Items from a data source:
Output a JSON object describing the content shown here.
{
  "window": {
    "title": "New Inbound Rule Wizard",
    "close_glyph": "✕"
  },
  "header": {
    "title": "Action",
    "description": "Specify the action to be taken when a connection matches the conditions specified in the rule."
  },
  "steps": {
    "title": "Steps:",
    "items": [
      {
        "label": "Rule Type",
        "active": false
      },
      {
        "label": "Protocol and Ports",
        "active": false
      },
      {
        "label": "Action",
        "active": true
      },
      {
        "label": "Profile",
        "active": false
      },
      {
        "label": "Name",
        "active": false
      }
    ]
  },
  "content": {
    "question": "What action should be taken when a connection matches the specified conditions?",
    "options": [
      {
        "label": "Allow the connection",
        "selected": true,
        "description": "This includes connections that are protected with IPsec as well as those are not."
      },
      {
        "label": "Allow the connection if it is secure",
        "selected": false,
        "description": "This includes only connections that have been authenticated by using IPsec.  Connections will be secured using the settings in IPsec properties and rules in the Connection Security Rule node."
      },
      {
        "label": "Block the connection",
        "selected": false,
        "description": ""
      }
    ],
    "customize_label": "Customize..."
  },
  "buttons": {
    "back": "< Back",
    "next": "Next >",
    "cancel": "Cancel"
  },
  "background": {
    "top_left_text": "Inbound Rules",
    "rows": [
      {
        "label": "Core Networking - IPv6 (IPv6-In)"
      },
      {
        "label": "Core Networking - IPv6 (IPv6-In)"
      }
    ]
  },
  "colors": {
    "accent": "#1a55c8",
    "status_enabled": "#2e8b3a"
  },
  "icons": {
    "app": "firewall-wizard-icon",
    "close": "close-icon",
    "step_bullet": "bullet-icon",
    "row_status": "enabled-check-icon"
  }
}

> [Exercise aim]: Reproduce every record, matching each line exactly.

> [Task answer]:
Output a JSON object describing the content shown here.
{
  "window": {
    "title": "New Inbound Rule Wizard",
    "close_glyph": "✕"
  },
  "header": {
    "title": "Action",
    "description": "Specify the action to be taken when a connection matches the conditions specified in the rule."
  },
  "steps": {
    "title": "Steps:",
    "items": [
      {
        "label": "Rule Type",
        "active": false
      },
      {
        "label": "Protocol and Ports",
        "active": false
      },
      {
        "label": "Action",
        "active": true
      },
      {
        "label": "Profile",
        "active": false
      },
      {
        "label": "Name",
        "active": false
      }
    ]
  },
  "content": {
    "question": "What action should be taken when a connection matches the specified conditions?",
    "options": [
      {
        "label": "Allow the connection",
        "selected": true,
        "description": "This includes connections that are protected with IPsec as well as those are not."
      },
      {
        "label": "Allow the connection if it is secure",
        "selected": false,
        "description": "This includes only connections that have been authenticated by using IPsec.  Connections will be secured using the settings in IPsec properties and rules in the Connection Security Rule node."
      },
      {
        "label": "Block the connection",
        "selected": false,
        "description": ""
      }
    ],
    "customize_label": "Customize..."
  },
  "buttons": {
    "back": "< Back",
    "next": "Next >",
    "cancel": "Cancel"
  },
  "background": {
    "top_left_text": "Inbound Rules",
    "rows": [
      {
        "label": "Core Networking - IPv6 (IPv6-In)"
      },
      {
        "label": "Core Networking - IPv6 (IPv6-In)"
      }
    ]
  },
  "colors": {
    "accent": "#1a55c8",
    "status_enabled": "#2e8b3a"
  },
  "icons": {
    "app": "firewall-wizard-icon",
    "close": "close-icon",
    "step_bullet": "bullet-icon",
    "row_status": "enabled-check-icon"
  }
}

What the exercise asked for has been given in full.